Extract all lines that hold "사회복지기관" from the records below.

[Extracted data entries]

☆ ☆ ☆

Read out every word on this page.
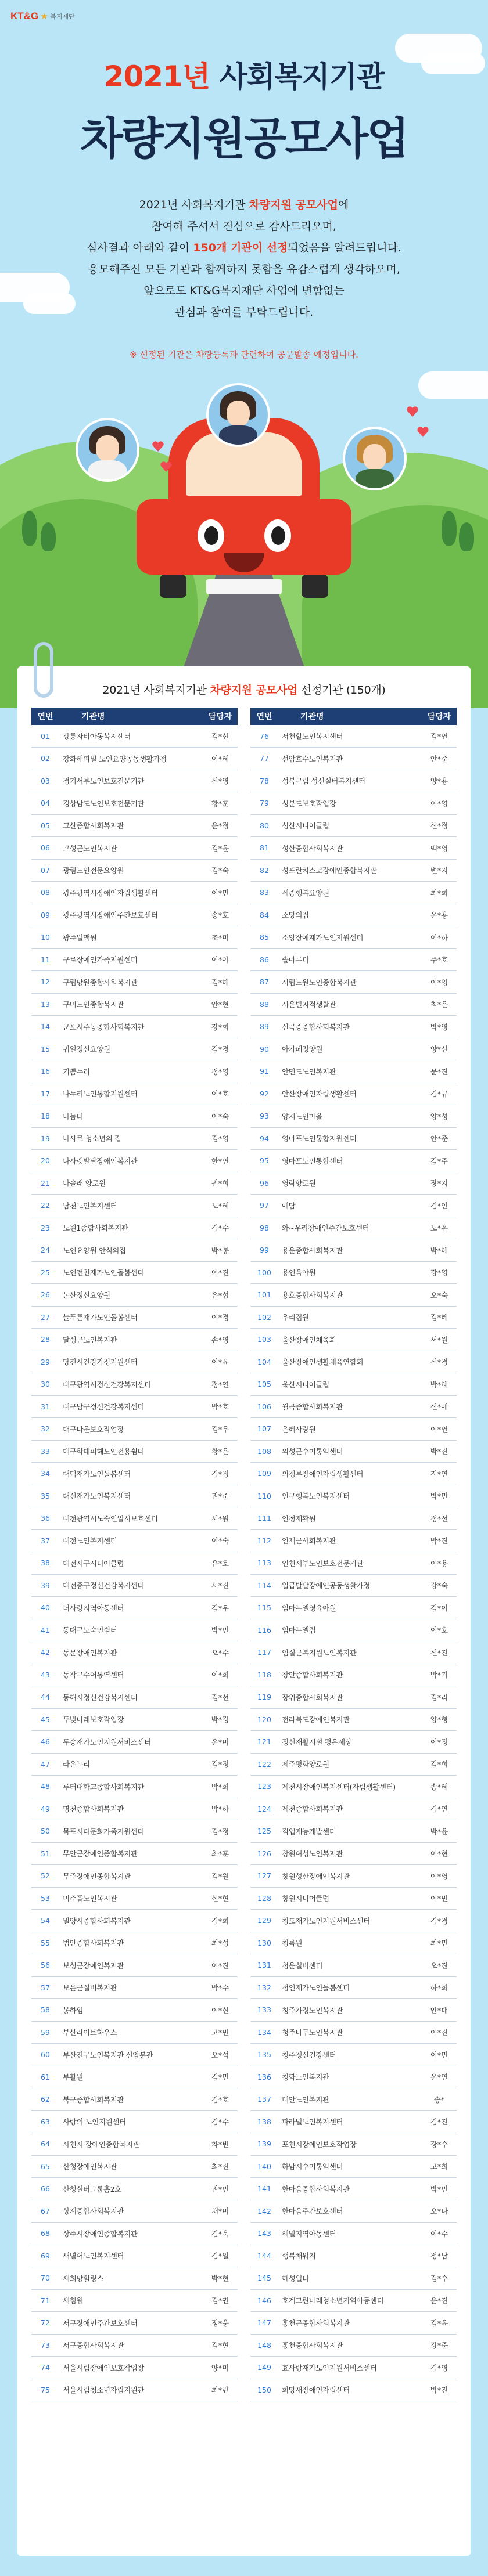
KT&G 복지재단
2021년 사회복지기관
차량지원공모사업
2021년 사회복지기관 차량지원 공모사업에
참여해 주셔서 진심으로 감사드리오며,
심사결과 아래와 같이 150개 기관이 선정되었음을 알려드립니다.
응모해주신 모든 기관과 함께하지 못함을 유감스럽게 생각하오며,
앞으로도 KT&G복지재단 사업에 변함없는
관심과 참여를 부탁드립니다.
※ 선정된 기관은 차량등록과 관련하여 공문발송 예정입니다.
2021년 사회복지기관 차량지원 공모사업 선정기관 (150개)
연번	기관명	담당자
01	강릉자비아동복지센터	김*선
02	강화해피빌 노인요양공동생활가정	이*혜
03	경기서부노인보호전문기관	신*영
04	경상남도노인보호전문기관	황*훈
05	고산종합사회복지관	윤*정
06	고성군노인복지관	김*윤
07	광림노인전문요양원	김*숙
08	광주광역시장애인자립생활센터	이*민
09	광주광역시장애인주간보호센터	송*호
10	광주일맥원	조*미
11	구로장애인가족지원센터	이*아
12	구립망원종합사회복지관	김*혜
13	구미노인종합복지관	안*현
14	군포시주몽종합사회복지관	강*희
15	귀일정신요양원	김*경
16	기쁨누리	정*영
17	나누리노인통합지원센터	이*호
18	나눔터	이*숙
19	나사로 청소년의 집	김*영
20	나사렛발달장애인복지관	한*연
21	나솔래 양로원	권*희
22	남천노인복지센터	노*혜
23	노원1종합사회복지관	김*수
24	노인요양원 안식의집	박*봉
25	노인전천재가노인돌봄센터	이*진
26	논산정신요양원	유*섭
27	늘푸른재가노인돌봄센터	이*경
28	달성군노인복지관	손*영
29	당진시건강가정지원센터	이*윤
30	대구광역시정신건강복지센터	정*연
31	대구남구정신건강복지센터	박*호
32	대구다운보호작업장	김*우
33	대구학대피해노인전용쉼터	황*은
34	대덕재가노인돌봄센터	김*정
35	대신재가노인복지센터	권*준
36	대전광역시노숙인일시보호센터	서*원
37	대전노인복지센터	이*숙
38	대전서구시니어클럽	유*호
39	대전중구정신건강복지센터	서*진
40	더사랑지역아동센터	김*우
41	동대구노숙인쉼터	박*민
42	동문장애인복지관	오*수
43	동작구수어통역센터	이*희
44	동해시정신건강복지센터	김*선
45	두빛나래보호작업장	박*경
46	두송재가노인지원서비스센터	윤*미
47	라온누리	김*정
48	루터대학교종합사회복지관	박*희
49	명천종합사회복지관	박*하
50	목포시다문화가족지원센터	김*정
51	무안군장애인종합복지관	최*훈
52	무주장애인종합복지관	김*원
53	미추홀노인복지관	신*현
54	밀양시종합사회복지관	김*희
55	범안종합사회복지관	최*성
56	보성군장애인복지관	이*진
57	보은군실버복지관	박*수
58	봉하임	이*신
59	부산라이트하우스	고*민
60	부산진구노인복지관 신암분관	오*석
61	부활원	김*민
62	북구종합사회복지관	김*호
63	사랑의 노인지원센터	김*수
64	사천시 장애인종합복지관	차*빈
65	산청장애인복지관	최*진
66	산청실버그룹홈2호	권*민
67	상계종합사회복지관	채*미
68	상주시장애인종합복지관	김*욱
69	새별어노인복지센터	김*일
70	새희망힐링스	박*현
71	새힘원	김*권
72	서구장애인주간보호센터	정*웅
73	서구종합사회복지관	김*현
74	서울시립장애인보호작업장	양*미
75	서울시립청소년자립지원관	최*란
연번	기관명	담당자
76	서천할노인복지센터	김*연
77	선암호수노인복지관	안*준
78	성북구립 성선실버복지센터	양*용
79	성분도보호작업장	이*영
80	성산시니어클럽	신*정
81	성산종합사회복지관	백*영
82	성프란치스코장애인종합복지관	변*지
83	세종행복요양원	최*희
84	소망의집	윤*용
85	소양장애재가노인지원센터	이*하
86	솔마루터	주*호
87	시립노원노인종합복지관	이*영
88	시온빌지적생활관	최*은
89	신곡종종합사회복지관	박*영
90	아가페정양원	양*선
91	안면도노인복지관	문*진
92	안산장애인자립생활센터	김*규
93	양지노인마을	양*성
94	영마포노인통합지원센터	안*준
95	영마포노인통합센터	김*주
96	영락양로원	장*지
97	예담	김*인
98	와~우리장애인주간보호센터	노*은
99	용운종합사회복지관	박*혜
100	용인옥야원	강*영
101	용호종합사회복지관	오*숙
102	우리집원	김*혜
103	울산장애인체육회	서*원
104	울산장애인생활체육연합회	신*경
105	울산시니어클럽	박*혜
106	월곡종합사회복지관	신*애
107	은혜사랑원	이*연
108	의성군수어통역센터	박*진
109	의정부장애인자립생활센터	전*연
110	인구행복노인복지센터	박*민
111	인정재활원	정*선
112	인제군사회복지관	박*진
113	인천서부노인보호전문기관	이*용
114	일급발달장애인공동생활가정	강*숙
115	임마누엘영육아원	김*이
116	임마누엘집	이*호
117	임실군복지원노인복지관	신*진
118	장안종합사회복지관	박*기
119	장위종합사회복지관	김*리
120	전라북도장애인복지관	양*형
121	정신재활시설 평온세상	이*정
122	제주평화양로원	김*희
123	제천시장애인복지센터(자립생활센터)	송*혜
124	제천종합사회복지관	김*연
125	직업재능개발센터	박*윤
126	창원여성노인복지관	이*현
127	창원성산장애인복지관	이*영
128	창원시니어클럽	이*민
129	청도재가노인지원서비스센터	김*경
130	청록원	최*민
131	청운실버센터	오*진
132	청인재가노인돌봄센터	하*희
133	청주가정노인복지관	안*대
134	청주나무노인복지관	이*진
135	청주정신건강센터	이*민
136	청학노인복지관	윤*연
137	태안노인복지관	송*
138	파라밀노인복지센터	김*진
139	포천시장애인보호작업장	장*수
140	하남시수어통역센터	고*희
141	한마음종합사회복지관	박*민
142	한마음주간보호센터	오*나
143	해밀지역아동센터	이*수
144	행복채워지	정*남
145	혜성일터	김*수
146	호계그린나래청소년지역아동센터	윤*진
147	홍천군종합사회복지관	김*윤
148	홍천종합사회복지관	강*준
149	효사랑재가노인지원서비스센터	김*영
150	희망새장애인자립센터	박*진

☆ ☆ ☆

▶ [The solution]:
2021년 사회복지기관
2021년 사회복지기관 차량지원 공모사업에
2021년 사회복지기관 차량지원 공모사업 선정기관 (150개)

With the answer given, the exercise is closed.